- [PROBLEM]
Compute how many lines in the entries below contain "COVID", and output nothing but the number.

^^^^^^^^

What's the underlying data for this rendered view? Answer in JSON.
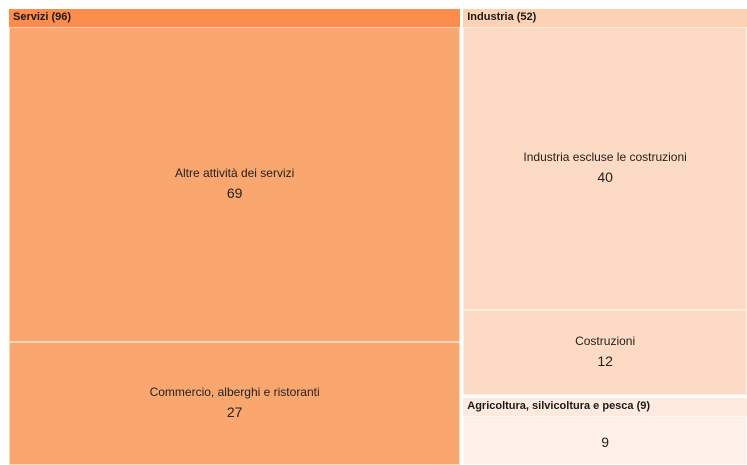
{
  "chart_data": {
    "type": "treemap",
    "groups": [
      {
        "name": "Servizi",
        "label": "Servizi (96)",
        "value": 96,
        "color_header": "#fb8c4c",
        "children": [
          {
            "label": "Altre attività dei servizi",
            "value": 69,
            "value_text": "69",
            "color": "#f9a66f"
          },
          {
            "label": "Commercio, alberghi e ristoranti",
            "value": 27,
            "value_text": "27",
            "color": "#f9a66f"
          }
        ]
      },
      {
        "name": "Industria",
        "label": "Industria (52)",
        "value": 52,
        "color_header": "#fdd1b4",
        "children": [
          {
            "label": "Industria escluse le costruzioni",
            "value": 40,
            "value_text": "40",
            "color": "#fddac4"
          },
          {
            "label": "Costruzioni",
            "value": 12,
            "value_text": "12",
            "color": "#fddac4"
          }
        ]
      },
      {
        "name": "Agricoltura",
        "label": "Agricoltura, silvicoltura e pesca (9)",
        "value": 9,
        "color_header": "#feeadf",
        "children": [
          {
            "label": "",
            "value": 9,
            "value_text": "9",
            "color": "#fef0e8"
          }
        ]
      }
    ]
  }
}
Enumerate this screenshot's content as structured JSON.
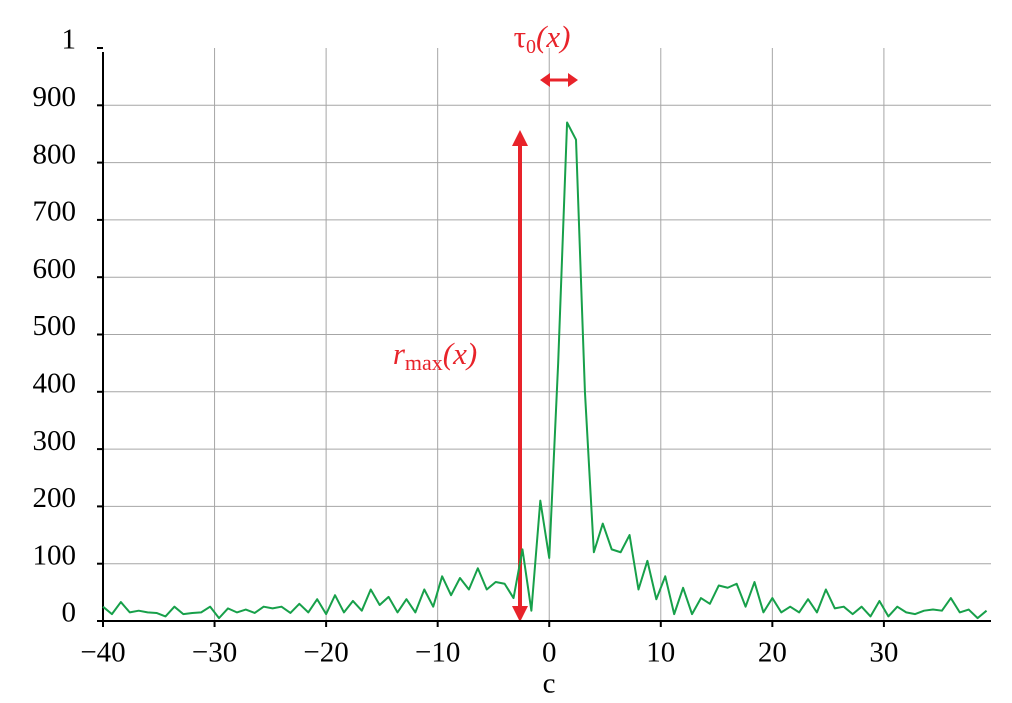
{
  "chart_data": {
    "type": "line",
    "x_label": "c",
    "annotations": {
      "tau": {
        "base": "τ",
        "sub": "0",
        "arg": "(x)"
      },
      "rmax": {
        "base": "r",
        "sub": "max",
        "arg": "(x)"
      }
    },
    "x": [
      -40,
      -39.2,
      -38.4,
      -37.6,
      -36.8,
      -36,
      -35.2,
      -34.4,
      -33.6,
      -32.8,
      -32,
      -31.2,
      -30.4,
      -29.6,
      -28.8,
      -28,
      -27.2,
      -26.4,
      -25.6,
      -24.8,
      -24,
      -23.2,
      -22.4,
      -21.6,
      -20.8,
      -20,
      -19.2,
      -18.4,
      -17.6,
      -16.8,
      -16,
      -15.2,
      -14.4,
      -13.6,
      -12.8,
      -12,
      -11.2,
      -10.4,
      -9.6,
      -8.8,
      -8,
      -7.2,
      -6.4,
      -5.6,
      -4.8,
      -4,
      -3.2,
      -2.4,
      -1.6,
      -0.8,
      0,
      0.8,
      1.6,
      2.4,
      3.2,
      4,
      4.8,
      5.6,
      6.4,
      7.2,
      8,
      8.8,
      9.6,
      10.4,
      11.2,
      12,
      12.8,
      13.6,
      14.4,
      15.2,
      16,
      16.8,
      17.6,
      18.4,
      19.2,
      20,
      20.8,
      21.6,
      22.4,
      23.2,
      24,
      24.8,
      25.6,
      26.4,
      27.2,
      28,
      28.8,
      29.6,
      30.4,
      31.2,
      32,
      32.8,
      33.6,
      34.4,
      35.2,
      36,
      36.8,
      37.6,
      38.4,
      39.2
    ],
    "series": [
      {
        "color": "#17a04a",
        "values": [
          25,
          12,
          33,
          15,
          18,
          15,
          14,
          8,
          25,
          12,
          14,
          15,
          25,
          5,
          22,
          15,
          20,
          14,
          25,
          22,
          25,
          14,
          30,
          15,
          38,
          12,
          45,
          15,
          35,
          18,
          55,
          28,
          42,
          15,
          38,
          15,
          55,
          25,
          78,
          45,
          75,
          55,
          92,
          55,
          68,
          65,
          40,
          125,
          18,
          210,
          110,
          450,
          870,
          840,
          400,
          120,
          170,
          125,
          120,
          150,
          55,
          105,
          38,
          78,
          12,
          58,
          12,
          40,
          30,
          62,
          58,
          65,
          25,
          68,
          15,
          40,
          15,
          25,
          15,
          38,
          15,
          55,
          22,
          25,
          12,
          25,
          8,
          35,
          8,
          25,
          15,
          12,
          18,
          20,
          18,
          40,
          15,
          20,
          5,
          18
        ]
      }
    ],
    "xlim": [
      -40,
      39.6
    ],
    "ylim": [
      0,
      1000
    ],
    "xticks": [
      {
        "value": -40,
        "label": "−40"
      },
      {
        "value": -30,
        "label": "−30"
      },
      {
        "value": -20,
        "label": "−20"
      },
      {
        "value": -10,
        "label": "−10"
      },
      0,
      10,
      20,
      30
    ],
    "yticks": [
      0,
      100,
      200,
      300,
      400,
      500,
      600,
      700,
      800,
      900,
      {
        "value": 1000,
        "label": "1"
      }
    ],
    "grid": true
  }
}
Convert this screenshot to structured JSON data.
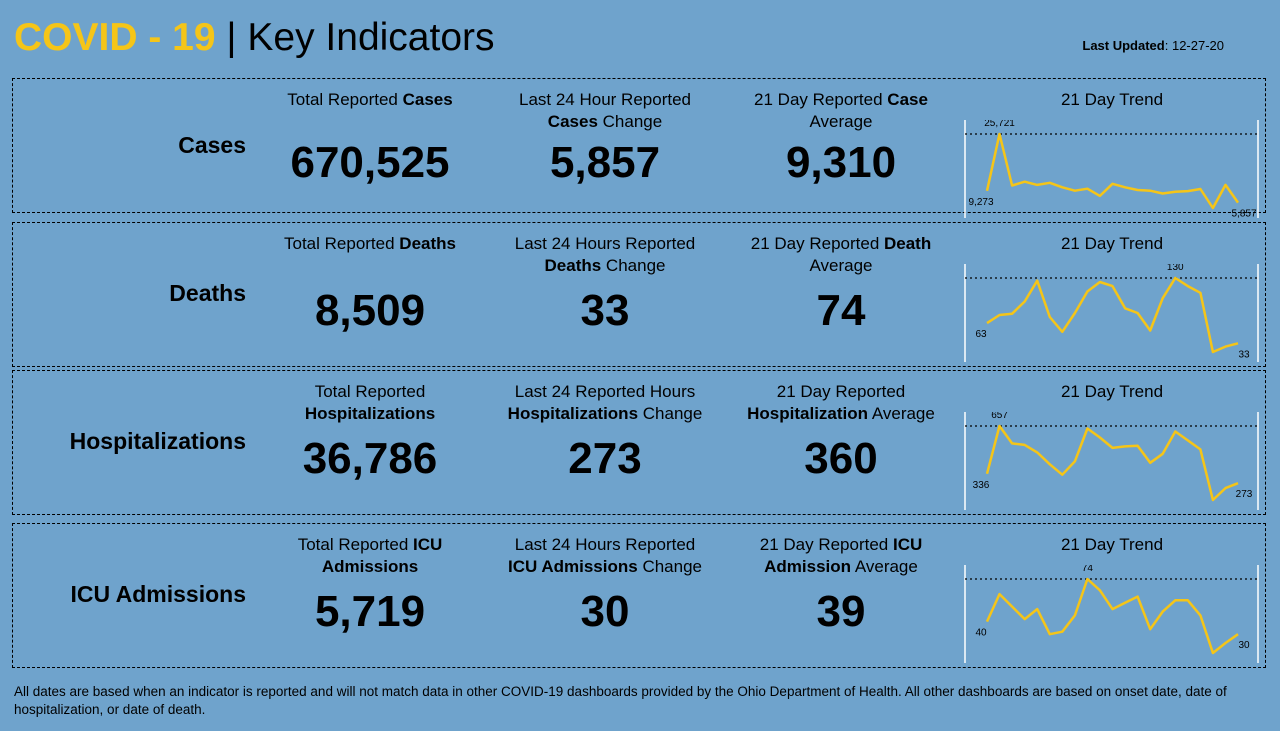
{
  "header": {
    "title_a": "COVID - 19",
    "separator": "|",
    "title_b": "Key Indicators",
    "updated": [
      {
        "text": "Last Updated",
        "bold": true
      },
      {
        "text": ": 12-27-20"
      }
    ]
  },
  "rows": [
    {
      "label": "Cases",
      "metrics": [
        {
          "label": [
            [
              {
                "text": "Total Reported "
              },
              {
                "text": "Cases",
                "bold": true
              }
            ]
          ],
          "value": "670,525"
        },
        {
          "label": [
            [
              {
                "text": "Last 24 Hour Reported"
              }
            ],
            [
              {
                "text": "Cases",
                "bold": true
              },
              {
                "text": " Change"
              }
            ]
          ],
          "value": "5,857"
        },
        {
          "label": [
            [
              {
                "text": "21 Day Reported "
              },
              {
                "text": "Case",
                "bold": true
              }
            ],
            [
              {
                "text": "Average"
              }
            ]
          ],
          "value": "9,310"
        }
      ],
      "chart_data": {
        "type": "line",
        "title": "21 Day Trend",
        "color": "#f5c518",
        "values": [
          9273,
          25721,
          10800,
          11900,
          11000,
          11600,
          10300,
          9300,
          9900,
          7800,
          11300,
          10300,
          9500,
          9300,
          8500,
          9000,
          9200,
          9800,
          4300,
          11000,
          5857
        ],
        "value_labels": [
          "9,273",
          "25,721",
          null,
          null,
          null,
          null,
          null,
          null,
          null,
          null,
          null,
          null,
          null,
          null,
          null,
          null,
          null,
          null,
          null,
          null,
          "5,857"
        ]
      }
    },
    {
      "label": "Deaths",
      "metrics": [
        {
          "label": [
            [
              {
                "text": "Total Reported "
              },
              {
                "text": "Deaths",
                "bold": true
              }
            ]
          ],
          "value": "8,509"
        },
        {
          "label": [
            [
              {
                "text": "Last 24 Hours Reported"
              }
            ],
            [
              {
                "text": "Deaths",
                "bold": true
              },
              {
                "text": " Change"
              }
            ]
          ],
          "value": "33"
        },
        {
          "label": [
            [
              {
                "text": "21 Day Reported "
              },
              {
                "text": "Death",
                "bold": true
              }
            ],
            [
              {
                "text": "Average"
              }
            ]
          ],
          "value": "74"
        }
      ],
      "chart_data": {
        "type": "line",
        "title": "21 Day Trend",
        "color": "#f5c518",
        "values": [
          63,
          75,
          77,
          95,
          126,
          72,
          50,
          78,
          110,
          124,
          118,
          85,
          78,
          52,
          100,
          130,
          118,
          108,
          20,
          28,
          33
        ],
        "value_labels": [
          "63",
          null,
          null,
          null,
          null,
          null,
          null,
          null,
          null,
          null,
          null,
          null,
          null,
          null,
          null,
          "130",
          null,
          null,
          null,
          null,
          "33"
        ]
      }
    },
    {
      "label": "Hospitalizations",
      "metrics": [
        {
          "label": [
            [
              {
                "text": "Total Reported"
              }
            ],
            [
              {
                "text": "Hospitalizations",
                "bold": true
              }
            ]
          ],
          "value": "36,786"
        },
        {
          "label": [
            [
              {
                "text": "Last 24 Reported Hours"
              }
            ],
            [
              {
                "text": "Hospitalizations",
                "bold": true
              },
              {
                "text": " Change"
              }
            ]
          ],
          "value": "273"
        },
        {
          "label": [
            [
              {
                "text": "21 Day Reported"
              }
            ],
            [
              {
                "text": "Hospitalization",
                "bold": true
              },
              {
                "text": " Average"
              }
            ]
          ],
          "value": "360"
        }
      ],
      "chart_data": {
        "type": "line",
        "title": "21 Day Trend",
        "color": "#f5c518",
        "values": [
          336,
          657,
          540,
          530,
          480,
          400,
          330,
          420,
          640,
          580,
          510,
          520,
          525,
          410,
          470,
          620,
          560,
          500,
          160,
          240,
          273
        ],
        "value_labels": [
          "336",
          "657",
          null,
          null,
          null,
          null,
          null,
          null,
          null,
          null,
          null,
          null,
          null,
          null,
          null,
          null,
          null,
          null,
          null,
          null,
          "273"
        ]
      }
    },
    {
      "label": "ICU Admissions",
      "metrics": [
        {
          "label": [
            [
              {
                "text": "Total Reported "
              },
              {
                "text": "ICU",
                "bold": true
              }
            ],
            [
              {
                "text": "Admissions",
                "bold": true
              }
            ]
          ],
          "value": "5,719"
        },
        {
          "label": [
            [
              {
                "text": "Last 24 Hours Reported"
              }
            ],
            [
              {
                "text": "ICU Admissions",
                "bold": true
              },
              {
                "text": " Change"
              }
            ]
          ],
          "value": "30"
        },
        {
          "label": [
            [
              {
                "text": "21 Day Reported "
              },
              {
                "text": "ICU",
                "bold": true
              }
            ],
            [
              {
                "text": "Admission",
                "bold": true
              },
              {
                "text": " Average"
              }
            ]
          ],
          "value": "39"
        }
      ],
      "chart_data": {
        "type": "line",
        "title": "21 Day Trend",
        "color": "#f5c518",
        "values": [
          40,
          62,
          52,
          42,
          50,
          30,
          32,
          45,
          74,
          65,
          50,
          55,
          60,
          34,
          48,
          57,
          57,
          45,
          15,
          23,
          30
        ],
        "value_labels": [
          "40",
          null,
          null,
          null,
          null,
          null,
          null,
          null,
          "74",
          null,
          null,
          null,
          null,
          null,
          null,
          null,
          null,
          null,
          null,
          null,
          "30"
        ]
      }
    }
  ],
  "footer": "All dates are based when an indicator is reported and will not match data in other COVID-19 dashboards provided by the Ohio Department of Health. All other dashboards are based on onset date, date of hospitalization, or date of death."
}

^^^^^^^^

- [SOLUTION]
2